Exercise details
Find the string "asterisk" in the listing and report every line that has it.

## Begin Provided entries

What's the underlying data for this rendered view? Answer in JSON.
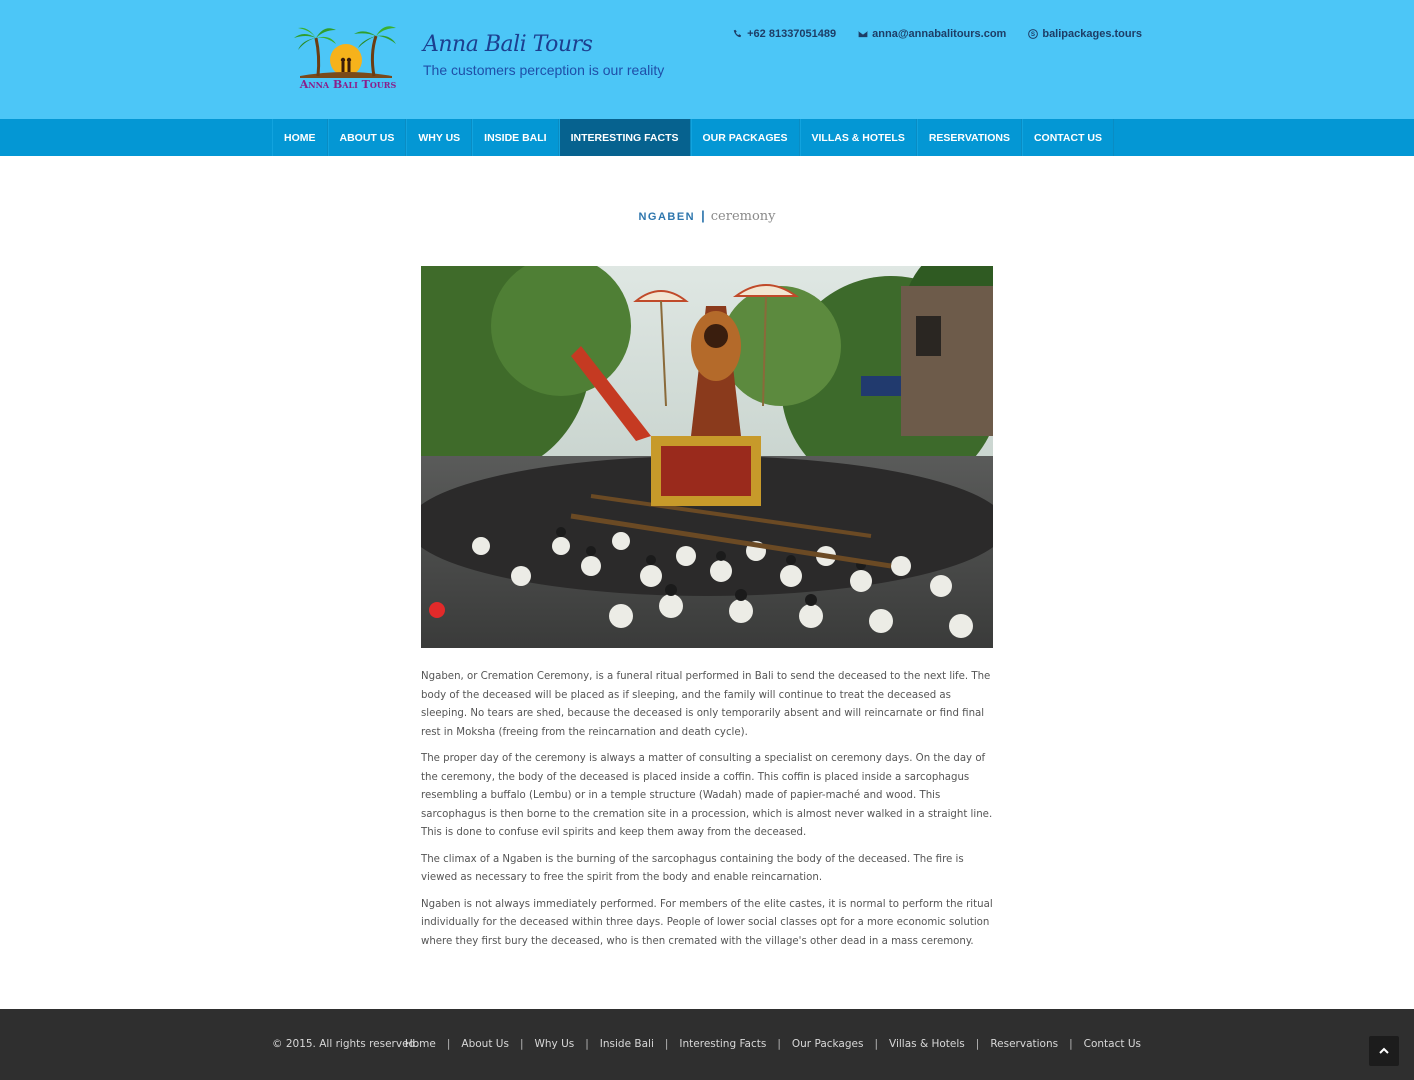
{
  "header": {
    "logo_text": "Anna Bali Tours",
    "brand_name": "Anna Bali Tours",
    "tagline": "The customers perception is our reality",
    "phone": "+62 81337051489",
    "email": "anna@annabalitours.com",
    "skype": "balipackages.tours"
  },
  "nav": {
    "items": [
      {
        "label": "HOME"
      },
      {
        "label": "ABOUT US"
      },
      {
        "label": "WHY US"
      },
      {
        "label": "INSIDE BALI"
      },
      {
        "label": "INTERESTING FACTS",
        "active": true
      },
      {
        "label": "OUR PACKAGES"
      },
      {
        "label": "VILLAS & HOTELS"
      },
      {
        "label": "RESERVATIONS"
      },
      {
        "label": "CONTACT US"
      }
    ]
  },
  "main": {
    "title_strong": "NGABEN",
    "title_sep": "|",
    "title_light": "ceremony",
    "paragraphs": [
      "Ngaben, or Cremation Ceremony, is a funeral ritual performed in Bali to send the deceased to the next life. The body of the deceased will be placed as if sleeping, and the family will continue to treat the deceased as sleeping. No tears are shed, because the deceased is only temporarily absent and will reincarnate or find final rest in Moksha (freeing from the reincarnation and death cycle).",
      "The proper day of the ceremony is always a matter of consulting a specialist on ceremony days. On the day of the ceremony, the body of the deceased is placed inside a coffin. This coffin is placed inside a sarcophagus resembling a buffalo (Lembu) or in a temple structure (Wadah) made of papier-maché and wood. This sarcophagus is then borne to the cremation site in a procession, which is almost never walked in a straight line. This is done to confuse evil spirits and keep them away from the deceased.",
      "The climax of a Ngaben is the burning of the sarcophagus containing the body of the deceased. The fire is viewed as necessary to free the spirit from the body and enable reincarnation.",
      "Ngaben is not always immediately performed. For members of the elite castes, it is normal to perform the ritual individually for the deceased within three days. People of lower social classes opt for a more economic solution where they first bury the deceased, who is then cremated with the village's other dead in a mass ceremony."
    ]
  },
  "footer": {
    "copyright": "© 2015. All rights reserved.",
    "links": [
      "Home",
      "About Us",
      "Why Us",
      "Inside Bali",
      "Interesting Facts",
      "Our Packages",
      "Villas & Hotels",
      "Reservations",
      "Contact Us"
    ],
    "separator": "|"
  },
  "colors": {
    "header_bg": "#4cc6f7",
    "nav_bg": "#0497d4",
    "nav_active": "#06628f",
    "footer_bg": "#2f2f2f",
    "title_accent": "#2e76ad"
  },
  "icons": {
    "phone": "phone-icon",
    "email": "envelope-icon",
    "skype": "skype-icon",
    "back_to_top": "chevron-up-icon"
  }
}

## End Provided entries
## Begin Provided entries

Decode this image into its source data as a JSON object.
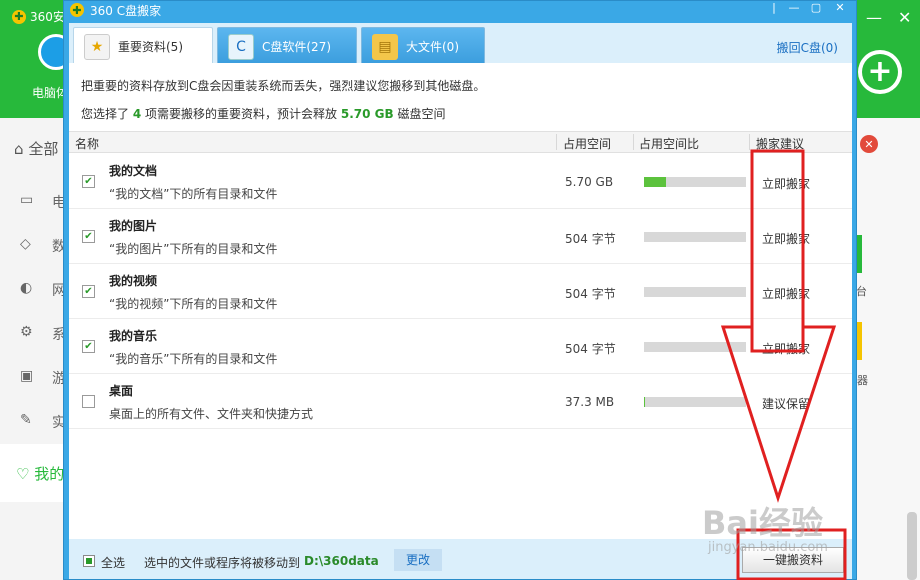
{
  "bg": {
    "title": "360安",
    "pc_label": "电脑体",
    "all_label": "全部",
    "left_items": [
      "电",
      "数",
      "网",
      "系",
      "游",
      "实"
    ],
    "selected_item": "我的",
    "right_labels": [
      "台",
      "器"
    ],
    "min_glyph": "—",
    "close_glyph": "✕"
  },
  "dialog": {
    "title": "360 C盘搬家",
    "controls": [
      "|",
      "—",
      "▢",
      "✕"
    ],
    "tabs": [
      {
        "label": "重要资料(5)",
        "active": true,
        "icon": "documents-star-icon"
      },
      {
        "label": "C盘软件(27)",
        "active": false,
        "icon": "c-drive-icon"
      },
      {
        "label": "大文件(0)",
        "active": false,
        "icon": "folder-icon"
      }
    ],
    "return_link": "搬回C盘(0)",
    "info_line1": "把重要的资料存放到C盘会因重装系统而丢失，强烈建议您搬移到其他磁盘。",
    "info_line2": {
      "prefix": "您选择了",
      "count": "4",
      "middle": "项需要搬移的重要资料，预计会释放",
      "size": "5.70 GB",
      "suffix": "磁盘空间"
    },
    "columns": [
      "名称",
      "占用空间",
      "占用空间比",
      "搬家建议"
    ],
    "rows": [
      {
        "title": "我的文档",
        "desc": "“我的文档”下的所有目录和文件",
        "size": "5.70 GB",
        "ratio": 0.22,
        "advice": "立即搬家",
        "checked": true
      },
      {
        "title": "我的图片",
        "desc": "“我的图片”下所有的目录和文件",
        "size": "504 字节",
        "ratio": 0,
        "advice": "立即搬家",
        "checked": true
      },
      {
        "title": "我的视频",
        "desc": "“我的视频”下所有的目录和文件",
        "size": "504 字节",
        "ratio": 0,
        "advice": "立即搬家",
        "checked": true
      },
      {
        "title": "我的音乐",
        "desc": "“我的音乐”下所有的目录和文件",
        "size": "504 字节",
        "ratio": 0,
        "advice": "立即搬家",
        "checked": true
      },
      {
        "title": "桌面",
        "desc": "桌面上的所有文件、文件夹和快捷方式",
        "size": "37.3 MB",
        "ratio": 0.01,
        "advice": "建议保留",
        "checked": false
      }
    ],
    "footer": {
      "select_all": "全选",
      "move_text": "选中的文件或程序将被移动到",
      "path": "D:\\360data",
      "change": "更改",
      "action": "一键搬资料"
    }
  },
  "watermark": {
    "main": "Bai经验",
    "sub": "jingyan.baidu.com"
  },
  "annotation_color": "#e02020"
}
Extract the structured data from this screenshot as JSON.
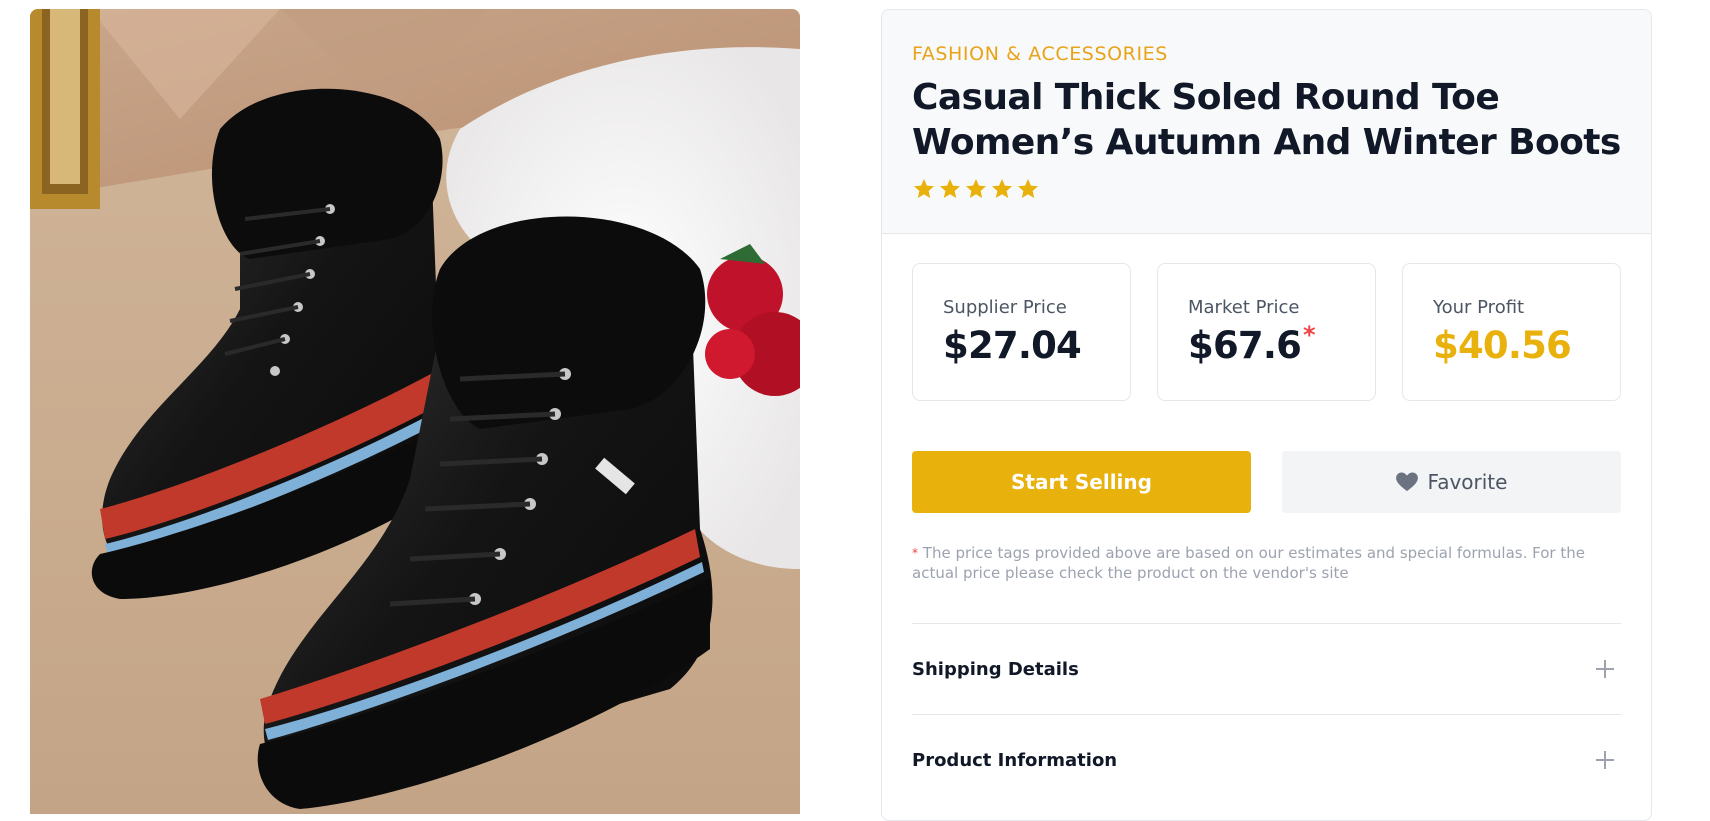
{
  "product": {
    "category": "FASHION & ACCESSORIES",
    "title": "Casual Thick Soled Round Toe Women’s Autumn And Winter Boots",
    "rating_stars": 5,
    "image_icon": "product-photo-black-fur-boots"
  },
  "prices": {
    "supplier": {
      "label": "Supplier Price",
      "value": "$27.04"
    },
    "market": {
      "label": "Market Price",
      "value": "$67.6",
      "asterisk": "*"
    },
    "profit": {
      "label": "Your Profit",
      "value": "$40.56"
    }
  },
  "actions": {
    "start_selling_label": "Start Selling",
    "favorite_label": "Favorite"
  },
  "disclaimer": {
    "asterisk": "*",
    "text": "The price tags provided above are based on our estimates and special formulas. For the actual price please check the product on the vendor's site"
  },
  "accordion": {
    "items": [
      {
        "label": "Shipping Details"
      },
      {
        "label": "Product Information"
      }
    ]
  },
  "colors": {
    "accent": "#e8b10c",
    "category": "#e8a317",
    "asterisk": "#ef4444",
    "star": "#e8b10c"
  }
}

## End Provided entries
## Begin Provided entries

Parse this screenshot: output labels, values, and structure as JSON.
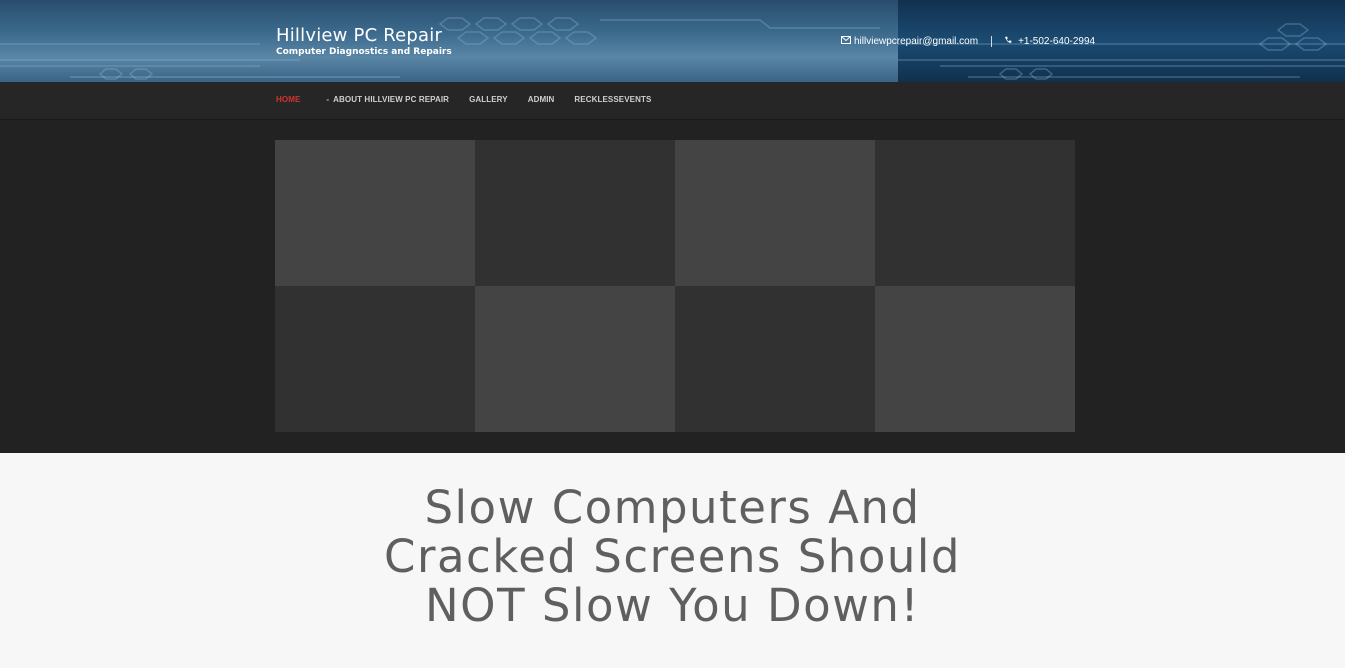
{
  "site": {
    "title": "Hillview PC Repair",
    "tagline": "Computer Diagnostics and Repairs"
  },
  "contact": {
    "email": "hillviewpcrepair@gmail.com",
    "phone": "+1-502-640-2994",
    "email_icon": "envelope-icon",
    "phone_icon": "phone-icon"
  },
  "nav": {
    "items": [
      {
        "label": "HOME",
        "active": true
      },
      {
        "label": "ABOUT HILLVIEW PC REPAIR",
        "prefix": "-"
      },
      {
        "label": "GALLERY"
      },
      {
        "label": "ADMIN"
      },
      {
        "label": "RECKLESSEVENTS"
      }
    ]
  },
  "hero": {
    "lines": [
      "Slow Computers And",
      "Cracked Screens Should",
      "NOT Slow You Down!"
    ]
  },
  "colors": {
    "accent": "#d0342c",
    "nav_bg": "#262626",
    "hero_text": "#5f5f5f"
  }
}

## End Provided entries

Output
      "asterisk": "*"
    "asterisk": "*",
    "asterisk": "#ef4444",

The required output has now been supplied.